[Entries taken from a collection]
----------
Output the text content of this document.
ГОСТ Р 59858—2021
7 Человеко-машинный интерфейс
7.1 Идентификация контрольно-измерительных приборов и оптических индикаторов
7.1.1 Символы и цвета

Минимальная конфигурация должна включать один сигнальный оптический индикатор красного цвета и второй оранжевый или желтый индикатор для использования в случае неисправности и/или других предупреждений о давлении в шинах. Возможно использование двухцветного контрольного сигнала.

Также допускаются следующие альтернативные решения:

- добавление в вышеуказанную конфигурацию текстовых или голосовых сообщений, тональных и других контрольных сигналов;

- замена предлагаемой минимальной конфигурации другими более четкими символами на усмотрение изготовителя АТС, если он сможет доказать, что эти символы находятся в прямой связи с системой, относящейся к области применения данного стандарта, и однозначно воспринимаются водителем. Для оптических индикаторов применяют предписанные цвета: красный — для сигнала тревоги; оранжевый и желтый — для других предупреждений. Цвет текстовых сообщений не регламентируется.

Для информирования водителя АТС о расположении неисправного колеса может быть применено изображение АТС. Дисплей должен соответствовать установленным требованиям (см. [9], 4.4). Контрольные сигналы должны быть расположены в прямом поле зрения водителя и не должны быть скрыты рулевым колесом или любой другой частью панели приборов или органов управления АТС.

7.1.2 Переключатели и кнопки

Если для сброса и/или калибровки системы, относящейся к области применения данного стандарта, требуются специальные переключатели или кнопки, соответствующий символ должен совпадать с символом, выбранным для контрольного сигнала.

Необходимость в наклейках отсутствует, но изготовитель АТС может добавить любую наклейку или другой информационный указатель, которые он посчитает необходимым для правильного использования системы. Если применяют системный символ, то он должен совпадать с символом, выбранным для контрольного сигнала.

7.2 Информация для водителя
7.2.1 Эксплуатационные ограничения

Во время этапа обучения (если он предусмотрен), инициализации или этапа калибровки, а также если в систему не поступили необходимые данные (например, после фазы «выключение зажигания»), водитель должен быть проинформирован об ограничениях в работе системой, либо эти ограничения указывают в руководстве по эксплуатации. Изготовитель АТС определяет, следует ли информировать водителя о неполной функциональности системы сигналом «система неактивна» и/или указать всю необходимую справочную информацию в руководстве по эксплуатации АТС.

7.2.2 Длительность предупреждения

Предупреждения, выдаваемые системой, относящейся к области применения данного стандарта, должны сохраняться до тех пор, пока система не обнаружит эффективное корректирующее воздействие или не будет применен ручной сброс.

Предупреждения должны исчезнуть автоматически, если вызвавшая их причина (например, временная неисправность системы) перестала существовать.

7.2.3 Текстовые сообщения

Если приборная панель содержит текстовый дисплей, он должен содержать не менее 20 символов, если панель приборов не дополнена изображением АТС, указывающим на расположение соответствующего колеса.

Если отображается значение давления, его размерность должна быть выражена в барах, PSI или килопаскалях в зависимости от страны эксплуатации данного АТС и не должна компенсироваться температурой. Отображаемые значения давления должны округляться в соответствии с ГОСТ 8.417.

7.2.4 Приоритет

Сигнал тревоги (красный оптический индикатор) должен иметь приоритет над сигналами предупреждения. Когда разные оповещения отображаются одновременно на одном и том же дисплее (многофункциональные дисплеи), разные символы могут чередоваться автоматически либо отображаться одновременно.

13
----------
→ **SHORT TASK**
Check every line of the data above for the string "водителя", and copy those that have it.

→ **IN RESPONSE**
Для информирования водителя АТС о расположении неисправного колеса может быть применено изображение АТС. Дисплей должен соответствовать установленным требованиям (см. [9], 4.4). Контрольные сигналы должны быть расположены в прямом поле зрения водителя и не должны быть скрыты рулевым колесом или любой другой частью панели приборов или органов управления АТС.
7.2 Информация для водителя
Во время этапа обучения (если он предусмотрен), инициализации или этапа калибровки, а также если в систему не поступили необходимые данные (например, после фазы «выключение зажигания»), водитель должен быть проинформирован об ограничениях в работе системой, либо эти ограничения указывают в руководстве по эксплуатации. Изготовитель АТС определяет, следует ли информировать водителя о неполной функциональности системы сигналом «система неактивна» и/или указать всю необходимую справочную информацию в руководстве по эксплуатации АТС.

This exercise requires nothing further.